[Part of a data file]
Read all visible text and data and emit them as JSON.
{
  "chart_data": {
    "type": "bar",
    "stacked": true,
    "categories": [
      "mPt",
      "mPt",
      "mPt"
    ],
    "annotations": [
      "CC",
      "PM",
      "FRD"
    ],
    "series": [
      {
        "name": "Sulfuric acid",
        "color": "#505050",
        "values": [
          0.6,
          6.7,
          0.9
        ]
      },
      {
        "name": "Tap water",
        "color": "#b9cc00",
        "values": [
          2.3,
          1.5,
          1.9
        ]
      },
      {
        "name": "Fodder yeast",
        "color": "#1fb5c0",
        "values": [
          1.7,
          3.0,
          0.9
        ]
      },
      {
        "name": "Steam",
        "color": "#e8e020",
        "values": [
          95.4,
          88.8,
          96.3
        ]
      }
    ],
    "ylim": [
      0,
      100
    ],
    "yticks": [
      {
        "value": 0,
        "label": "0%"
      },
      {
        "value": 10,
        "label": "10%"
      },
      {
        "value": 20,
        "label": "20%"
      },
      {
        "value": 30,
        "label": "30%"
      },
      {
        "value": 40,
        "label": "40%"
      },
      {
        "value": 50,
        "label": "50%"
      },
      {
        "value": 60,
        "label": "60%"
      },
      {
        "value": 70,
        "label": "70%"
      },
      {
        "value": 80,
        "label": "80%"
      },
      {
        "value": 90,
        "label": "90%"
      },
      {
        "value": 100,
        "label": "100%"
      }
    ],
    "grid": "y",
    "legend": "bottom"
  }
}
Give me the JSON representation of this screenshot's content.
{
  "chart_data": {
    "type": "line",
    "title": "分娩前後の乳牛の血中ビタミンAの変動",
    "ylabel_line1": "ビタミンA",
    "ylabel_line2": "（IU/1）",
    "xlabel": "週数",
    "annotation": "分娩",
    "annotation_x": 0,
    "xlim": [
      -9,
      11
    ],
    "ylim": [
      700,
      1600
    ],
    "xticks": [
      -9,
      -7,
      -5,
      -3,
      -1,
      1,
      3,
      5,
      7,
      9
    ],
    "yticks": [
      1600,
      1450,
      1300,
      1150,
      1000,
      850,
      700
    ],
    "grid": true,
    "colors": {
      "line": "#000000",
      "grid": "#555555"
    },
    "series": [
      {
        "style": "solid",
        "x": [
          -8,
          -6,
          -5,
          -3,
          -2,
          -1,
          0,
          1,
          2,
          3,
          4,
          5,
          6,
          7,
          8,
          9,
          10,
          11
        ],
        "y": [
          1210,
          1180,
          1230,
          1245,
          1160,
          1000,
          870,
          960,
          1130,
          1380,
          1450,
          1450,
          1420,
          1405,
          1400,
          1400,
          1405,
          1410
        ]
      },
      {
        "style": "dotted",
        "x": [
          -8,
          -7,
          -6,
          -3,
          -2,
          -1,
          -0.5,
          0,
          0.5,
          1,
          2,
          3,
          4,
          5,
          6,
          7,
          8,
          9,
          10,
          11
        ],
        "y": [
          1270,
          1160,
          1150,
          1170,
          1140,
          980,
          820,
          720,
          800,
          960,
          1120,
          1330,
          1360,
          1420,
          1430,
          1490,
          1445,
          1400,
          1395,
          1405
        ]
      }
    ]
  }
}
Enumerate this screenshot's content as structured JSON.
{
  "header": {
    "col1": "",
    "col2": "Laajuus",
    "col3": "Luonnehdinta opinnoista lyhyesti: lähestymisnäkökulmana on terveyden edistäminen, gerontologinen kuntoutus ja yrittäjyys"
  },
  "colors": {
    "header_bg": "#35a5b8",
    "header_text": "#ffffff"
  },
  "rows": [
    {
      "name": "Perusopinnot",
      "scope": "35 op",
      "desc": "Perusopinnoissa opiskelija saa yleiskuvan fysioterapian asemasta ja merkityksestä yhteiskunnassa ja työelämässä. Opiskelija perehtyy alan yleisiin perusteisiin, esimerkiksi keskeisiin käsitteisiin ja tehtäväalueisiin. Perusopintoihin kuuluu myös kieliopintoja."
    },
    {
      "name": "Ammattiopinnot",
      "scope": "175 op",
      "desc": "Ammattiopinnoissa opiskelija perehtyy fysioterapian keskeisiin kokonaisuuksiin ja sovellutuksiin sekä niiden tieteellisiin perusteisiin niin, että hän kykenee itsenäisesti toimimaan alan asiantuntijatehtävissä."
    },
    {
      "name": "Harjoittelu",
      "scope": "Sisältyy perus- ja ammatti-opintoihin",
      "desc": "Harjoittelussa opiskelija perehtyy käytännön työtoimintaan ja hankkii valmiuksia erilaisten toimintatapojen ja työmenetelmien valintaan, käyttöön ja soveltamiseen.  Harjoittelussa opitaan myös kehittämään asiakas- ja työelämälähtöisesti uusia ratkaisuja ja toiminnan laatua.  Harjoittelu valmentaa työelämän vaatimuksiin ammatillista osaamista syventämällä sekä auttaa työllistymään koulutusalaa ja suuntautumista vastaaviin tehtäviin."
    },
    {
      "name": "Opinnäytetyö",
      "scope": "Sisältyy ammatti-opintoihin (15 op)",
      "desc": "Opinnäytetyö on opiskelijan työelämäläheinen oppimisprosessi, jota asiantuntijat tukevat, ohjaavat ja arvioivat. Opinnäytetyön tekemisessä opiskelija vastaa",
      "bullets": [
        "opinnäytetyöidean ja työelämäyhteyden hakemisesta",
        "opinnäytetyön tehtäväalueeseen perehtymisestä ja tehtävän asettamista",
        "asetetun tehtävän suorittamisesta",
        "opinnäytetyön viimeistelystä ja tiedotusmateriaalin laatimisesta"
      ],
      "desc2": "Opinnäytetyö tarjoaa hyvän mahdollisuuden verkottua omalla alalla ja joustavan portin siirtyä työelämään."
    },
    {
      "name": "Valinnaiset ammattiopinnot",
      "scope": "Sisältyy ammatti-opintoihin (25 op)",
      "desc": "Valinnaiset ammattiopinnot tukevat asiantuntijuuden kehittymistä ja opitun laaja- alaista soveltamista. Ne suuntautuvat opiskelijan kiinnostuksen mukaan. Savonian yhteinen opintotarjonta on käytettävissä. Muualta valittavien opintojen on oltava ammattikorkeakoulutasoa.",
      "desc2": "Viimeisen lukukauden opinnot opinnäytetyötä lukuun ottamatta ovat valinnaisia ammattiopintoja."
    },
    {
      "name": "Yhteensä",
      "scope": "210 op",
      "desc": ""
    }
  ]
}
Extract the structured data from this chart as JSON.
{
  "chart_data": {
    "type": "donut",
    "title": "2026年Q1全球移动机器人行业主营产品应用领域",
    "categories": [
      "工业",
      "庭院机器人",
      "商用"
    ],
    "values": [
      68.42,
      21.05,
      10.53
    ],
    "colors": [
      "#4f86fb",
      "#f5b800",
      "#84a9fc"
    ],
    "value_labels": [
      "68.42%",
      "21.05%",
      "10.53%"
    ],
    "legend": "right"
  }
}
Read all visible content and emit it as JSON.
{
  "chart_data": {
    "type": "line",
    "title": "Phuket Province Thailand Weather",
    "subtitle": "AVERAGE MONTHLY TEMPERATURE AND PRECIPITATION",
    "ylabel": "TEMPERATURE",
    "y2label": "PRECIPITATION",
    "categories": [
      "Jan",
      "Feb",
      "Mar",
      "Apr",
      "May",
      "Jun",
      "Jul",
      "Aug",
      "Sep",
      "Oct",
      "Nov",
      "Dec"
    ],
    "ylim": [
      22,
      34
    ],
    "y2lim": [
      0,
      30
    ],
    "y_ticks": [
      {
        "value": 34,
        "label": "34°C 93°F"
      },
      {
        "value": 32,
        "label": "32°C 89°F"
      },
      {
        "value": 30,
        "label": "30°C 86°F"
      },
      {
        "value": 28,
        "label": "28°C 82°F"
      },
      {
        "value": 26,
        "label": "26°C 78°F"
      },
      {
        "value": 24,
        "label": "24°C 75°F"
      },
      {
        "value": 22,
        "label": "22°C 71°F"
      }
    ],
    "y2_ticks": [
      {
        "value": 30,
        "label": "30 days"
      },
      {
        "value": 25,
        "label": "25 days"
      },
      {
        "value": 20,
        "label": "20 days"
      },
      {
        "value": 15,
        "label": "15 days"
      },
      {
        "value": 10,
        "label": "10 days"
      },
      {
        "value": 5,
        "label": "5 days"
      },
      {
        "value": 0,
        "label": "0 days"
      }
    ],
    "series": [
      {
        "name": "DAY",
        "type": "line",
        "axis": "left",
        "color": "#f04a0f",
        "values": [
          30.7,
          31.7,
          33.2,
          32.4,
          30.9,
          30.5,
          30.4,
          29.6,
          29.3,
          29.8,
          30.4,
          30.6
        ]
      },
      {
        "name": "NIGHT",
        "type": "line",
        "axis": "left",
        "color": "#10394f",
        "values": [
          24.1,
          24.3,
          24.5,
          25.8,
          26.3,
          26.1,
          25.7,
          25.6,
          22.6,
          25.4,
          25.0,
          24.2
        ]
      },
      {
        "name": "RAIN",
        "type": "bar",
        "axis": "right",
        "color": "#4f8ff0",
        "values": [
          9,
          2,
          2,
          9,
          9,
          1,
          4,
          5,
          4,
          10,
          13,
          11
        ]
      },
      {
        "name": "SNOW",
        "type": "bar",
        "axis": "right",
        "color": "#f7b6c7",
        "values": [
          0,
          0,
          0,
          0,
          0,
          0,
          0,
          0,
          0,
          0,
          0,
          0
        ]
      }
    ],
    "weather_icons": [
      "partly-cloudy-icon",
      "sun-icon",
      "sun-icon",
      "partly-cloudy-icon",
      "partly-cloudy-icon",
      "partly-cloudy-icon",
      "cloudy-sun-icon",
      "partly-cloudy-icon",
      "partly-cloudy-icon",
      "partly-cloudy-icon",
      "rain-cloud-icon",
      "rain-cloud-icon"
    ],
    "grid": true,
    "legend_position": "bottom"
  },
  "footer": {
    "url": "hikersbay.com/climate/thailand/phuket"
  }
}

-- WHAT TO DO --
Copy every line of the listing where the word "content" appears.

-- SOLUTION BELOW --
Give me the JSON representation of this screenshot's content.
Enumerate this screenshot's content as structured JSON.
Read all visible content and emit it as JSON.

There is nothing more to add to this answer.